WHAT IS NEEDED
Return all of the lines below exactly as they are.

--- BEGIN EXERCISE DATA ---

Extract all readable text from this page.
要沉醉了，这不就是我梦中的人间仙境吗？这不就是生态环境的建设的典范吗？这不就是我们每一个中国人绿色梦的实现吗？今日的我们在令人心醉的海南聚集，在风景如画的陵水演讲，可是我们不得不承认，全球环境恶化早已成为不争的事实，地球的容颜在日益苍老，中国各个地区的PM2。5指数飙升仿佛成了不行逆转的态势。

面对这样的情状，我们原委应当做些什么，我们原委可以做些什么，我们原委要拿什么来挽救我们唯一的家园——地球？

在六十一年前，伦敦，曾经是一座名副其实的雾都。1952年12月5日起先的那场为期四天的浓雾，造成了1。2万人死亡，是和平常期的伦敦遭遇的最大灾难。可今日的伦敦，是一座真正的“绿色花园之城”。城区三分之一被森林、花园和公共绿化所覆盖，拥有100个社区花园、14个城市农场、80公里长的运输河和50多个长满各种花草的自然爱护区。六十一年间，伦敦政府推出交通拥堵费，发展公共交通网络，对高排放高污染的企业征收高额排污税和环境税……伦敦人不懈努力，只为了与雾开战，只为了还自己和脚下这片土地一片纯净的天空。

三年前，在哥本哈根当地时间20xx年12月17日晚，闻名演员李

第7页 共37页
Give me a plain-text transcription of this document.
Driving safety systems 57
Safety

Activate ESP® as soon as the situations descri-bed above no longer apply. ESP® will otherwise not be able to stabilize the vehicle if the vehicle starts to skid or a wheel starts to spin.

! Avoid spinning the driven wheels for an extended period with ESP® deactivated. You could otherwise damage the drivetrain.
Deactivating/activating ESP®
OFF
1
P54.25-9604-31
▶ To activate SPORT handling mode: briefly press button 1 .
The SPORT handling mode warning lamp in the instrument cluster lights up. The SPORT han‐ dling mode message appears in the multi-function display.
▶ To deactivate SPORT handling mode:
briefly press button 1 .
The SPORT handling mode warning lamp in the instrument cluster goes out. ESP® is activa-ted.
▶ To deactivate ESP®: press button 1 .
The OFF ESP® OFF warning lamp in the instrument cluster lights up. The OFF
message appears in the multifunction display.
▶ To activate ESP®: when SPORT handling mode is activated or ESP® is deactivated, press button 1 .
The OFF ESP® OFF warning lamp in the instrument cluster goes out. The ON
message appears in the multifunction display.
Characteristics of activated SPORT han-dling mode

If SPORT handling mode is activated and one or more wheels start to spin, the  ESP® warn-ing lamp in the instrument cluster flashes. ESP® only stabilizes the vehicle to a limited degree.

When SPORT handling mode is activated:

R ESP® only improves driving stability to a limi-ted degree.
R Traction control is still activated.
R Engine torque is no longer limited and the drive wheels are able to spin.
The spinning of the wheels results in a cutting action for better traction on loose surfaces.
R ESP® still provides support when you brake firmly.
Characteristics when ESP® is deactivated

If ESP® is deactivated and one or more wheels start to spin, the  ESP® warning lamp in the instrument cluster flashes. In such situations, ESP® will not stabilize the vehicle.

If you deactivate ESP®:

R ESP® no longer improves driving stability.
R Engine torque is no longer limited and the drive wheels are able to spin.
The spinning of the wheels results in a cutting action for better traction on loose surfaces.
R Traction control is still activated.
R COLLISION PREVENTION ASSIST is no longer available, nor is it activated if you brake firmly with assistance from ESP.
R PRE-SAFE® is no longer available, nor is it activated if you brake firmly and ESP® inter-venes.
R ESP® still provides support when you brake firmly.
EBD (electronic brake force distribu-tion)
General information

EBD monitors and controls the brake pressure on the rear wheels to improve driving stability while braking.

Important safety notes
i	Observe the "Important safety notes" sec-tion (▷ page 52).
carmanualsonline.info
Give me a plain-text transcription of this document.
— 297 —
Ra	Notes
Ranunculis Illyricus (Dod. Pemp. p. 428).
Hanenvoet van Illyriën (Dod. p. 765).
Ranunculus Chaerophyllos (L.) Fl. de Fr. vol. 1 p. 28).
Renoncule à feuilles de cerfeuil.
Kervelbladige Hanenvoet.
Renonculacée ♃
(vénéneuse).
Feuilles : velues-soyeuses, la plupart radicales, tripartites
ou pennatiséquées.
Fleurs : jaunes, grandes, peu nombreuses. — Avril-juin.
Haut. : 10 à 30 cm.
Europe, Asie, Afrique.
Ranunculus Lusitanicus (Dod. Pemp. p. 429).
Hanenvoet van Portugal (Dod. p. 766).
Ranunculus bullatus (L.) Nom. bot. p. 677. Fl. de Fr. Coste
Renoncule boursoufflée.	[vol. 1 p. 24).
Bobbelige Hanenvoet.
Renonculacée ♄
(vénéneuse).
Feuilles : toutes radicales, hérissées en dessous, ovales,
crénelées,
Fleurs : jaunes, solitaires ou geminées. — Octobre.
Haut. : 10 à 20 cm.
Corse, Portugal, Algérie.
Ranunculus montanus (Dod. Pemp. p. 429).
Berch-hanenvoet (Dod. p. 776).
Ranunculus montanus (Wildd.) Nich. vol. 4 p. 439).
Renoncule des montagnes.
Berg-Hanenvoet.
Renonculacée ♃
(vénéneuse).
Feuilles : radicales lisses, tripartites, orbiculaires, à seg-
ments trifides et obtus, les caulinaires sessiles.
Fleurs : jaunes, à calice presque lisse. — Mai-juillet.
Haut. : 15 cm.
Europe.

--- END EXERCISE DATA ---

TASK SOLUTION
Extract all readable text from this page.
要沉醉了，这不就是我梦中的人间仙境吗？这不就是生态环境的建设的典范吗？这不就是我们每一个中国人绿色梦的实现吗？今日的我们在令人心醉的海南聚集，在风景如画的陵水演讲，可是我们不得不承认，全球环境恶化早已成为不争的事实，地球的容颜在日益苍老，中国各个地区的PM2。5指数飙升仿佛成了不行逆转的态势。

面对这样的情状，我们原委应当做些什么，我们原委可以做些什么，我们原委要拿什么来挽救我们唯一的家园——地球？

在六十一年前，伦敦，曾经是一座名副其实的雾都。1952年12月5日起先的那场为期四天的浓雾，造成了1。2万人死亡，是和平常期的伦敦遭遇的最大灾难。可今日的伦敦，是一座真正的“绿色花园之城”。城区三分之一被森林、花园和公共绿化所覆盖，拥有100个社区花园、14个城市农场、80公里长的运输河和50多个长满各种花草的自然爱护区。六十一年间，伦敦政府推出交通拥堵费，发展公共交通网络，对高排放高污染的企业征收高额排污税和环境税……伦敦人不懈努力，只为了与雾开战，只为了还自己和脚下这片土地一片纯净的天空。

三年前，在哥本哈根当地时间20xx年12月17日晚，闻名演员李

第7页 共37页
Give me a plain-text transcription of this document.
Driving safety systems 57
Safety

Activate ESP® as soon as the situations descri-bed above no longer apply. ESP® will otherwise not be able to stabilize the vehicle if the vehicle starts to skid or a wheel starts to spin.

! Avoid spinning the driven wheels for an extended period with ESP® deactivated. You could otherwise damage the drivetrain.
Deactivating/activating ESP®
OFF
1
P54.25-9604-31
▶ To activate SPORT handling mode: briefly press button 1 .
The SPORT handling mode warning lamp in the instrument cluster lights up. The SPORT han‐ dling mode message appears in the multi-function display.
▶ To deactivate SPORT handling mode:
briefly press button 1 .
The SPORT handling mode warning lamp in the instrument cluster goes out. ESP® is activa-ted.
▶ To deactivate ESP®: press button 1 .
The OFF ESP® OFF warning lamp in the instrument cluster lights up. The OFF
message appears in the multifunction display.
▶ To activate ESP®: when SPORT handling mode is activated or ESP® is deactivated, press button 1 .
The OFF ESP® OFF warning lamp in the instrument cluster goes out. The ON
message appears in the multifunction display.
Characteristics of activated SPORT han-dling mode

If SPORT handling mode is activated and one or more wheels start to spin, the  ESP® warn-ing lamp in the instrument cluster flashes. ESP® only stabilizes the vehicle to a limited degree.

When SPORT handling mode is activated:

R ESP® only improves driving stability to a limi-ted degree.
R Traction control is still activated.
R Engine torque is no longer limited and the drive wheels are able to spin.
The spinning of the wheels results in a cutting action for better traction on loose surfaces.
R ESP® still provides support when you brake firmly.
Characteristics when ESP® is deactivated

If ESP® is deactivated and one or more wheels start to spin, the  ESP® warning lamp in the instrument cluster flashes. In such situations, ESP® will not stabilize the vehicle.

If you deactivate ESP®:

R ESP® no longer improves driving stability.
R Engine torque is no longer limited and the drive wheels are able to spin.
The spinning of the wheels results in a cutting action for better traction on loose surfaces.
R Traction control is still activated.
R COLLISION PREVENTION ASSIST is no longer available, nor is it activated if you brake firmly with assistance from ESP.
R PRE-SAFE® is no longer available, nor is it activated if you brake firmly and ESP® inter-venes.
R ESP® still provides support when you brake firmly.
EBD (electronic brake force distribu-tion)
General information

EBD monitors and controls the brake pressure on the rear wheels to improve driving stability while braking.

Important safety notes
i	Observe the "Important safety notes" sec-tion (▷ page 52).
carmanualsonline.info
Give me a plain-text transcription of this document.
— 297 —
Ra	Notes
Ranunculis Illyricus (Dod. Pemp. p. 428).
Hanenvoet van Illyriën (Dod. p. 765).
Ranunculus Chaerophyllos (L.) Fl. de Fr. vol. 1 p. 28).
Renoncule à feuilles de cerfeuil.
Kervelbladige Hanenvoet.
Renonculacée ♃
(vénéneuse).
Feuilles : velues-soyeuses, la plupart radicales, tripartites
ou pennatiséquées.
Fleurs : jaunes, grandes, peu nombreuses. — Avril-juin.
Haut. : 10 à 30 cm.
Europe, Asie, Afrique.
Ranunculus Lusitanicus (Dod. Pemp. p. 429).
Hanenvoet van Portugal (Dod. p. 766).
Ranunculus bullatus (L.) Nom. bot. p. 677. Fl. de Fr. Coste
Renoncule boursoufflée.	[vol. 1 p. 24).
Bobbelige Hanenvoet.
Renonculacée ♄
(vénéneuse).
Feuilles : toutes radicales, hérissées en dessous, ovales,
crénelées,
Fleurs : jaunes, solitaires ou geminées. — Octobre.
Haut. : 10 à 20 cm.
Corse, Portugal, Algérie.
Ranunculus montanus (Dod. Pemp. p. 429).
Berch-hanenvoet (Dod. p. 776).
Ranunculus montanus (Wildd.) Nich. vol. 4 p. 439).
Renoncule des montagnes.
Berg-Hanenvoet.
Renonculacée ♃
(vénéneuse).
Feuilles : radicales lisses, tripartites, orbiculaires, à seg-
ments trifides et obtus, les caulinaires sessiles.
Fleurs : jaunes, à calice presque lisse. — Mai-juillet.
Haut. : 15 cm.
Europe.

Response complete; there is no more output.